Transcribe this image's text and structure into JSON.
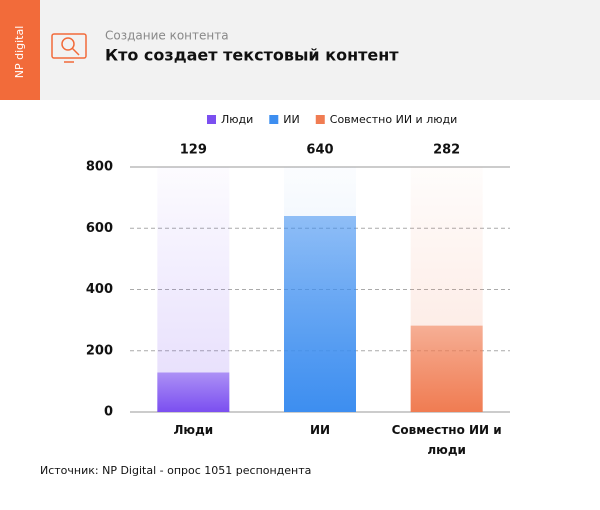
{
  "header": {
    "brand": "NP digital",
    "subtitle": "Создание контента"
  },
  "chart_data": {
    "type": "bar",
    "title": "Кто создает текстовый контент",
    "categories": [
      "Люди",
      "ИИ",
      "Совместно ИИ и люди"
    ],
    "values": [
      129,
      640,
      282
    ],
    "colors": [
      "#7b4ff0",
      "#3d8ef0",
      "#f07c52"
    ],
    "ylim": [
      0,
      800
    ],
    "yticks": [
      0,
      200,
      400,
      600,
      800
    ],
    "grid": true,
    "legend": "top"
  },
  "footer": {
    "source": "Источник: NP Digital - опрос 1051 респондента"
  }
}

################

» REQUIREMENTS
Output the lines above in full and exactly as given, omitting any pictures.

» EXERCISE ANSWER
Transcribe this image's text and structure into JSON.
{
  "header": {
    "brand": "NP digital",
    "subtitle": "Создание контента"
  },
  "chart_data": {
    "type": "bar",
    "title": "Кто создает текстовый контент",
    "categories": [
      "Люди",
      "ИИ",
      "Совместно ИИ и люди"
    ],
    "values": [
      129,
      640,
      282
    ],
    "colors": [
      "#7b4ff0",
      "#3d8ef0",
      "#f07c52"
    ],
    "ylim": [
      0,
      800
    ],
    "yticks": [
      0,
      200,
      400,
      600,
      800
    ],
    "grid": true,
    "legend": "top"
  },
  "footer": {
    "source": "Источник: NP Digital - опрос 1051 респондента"
  }
}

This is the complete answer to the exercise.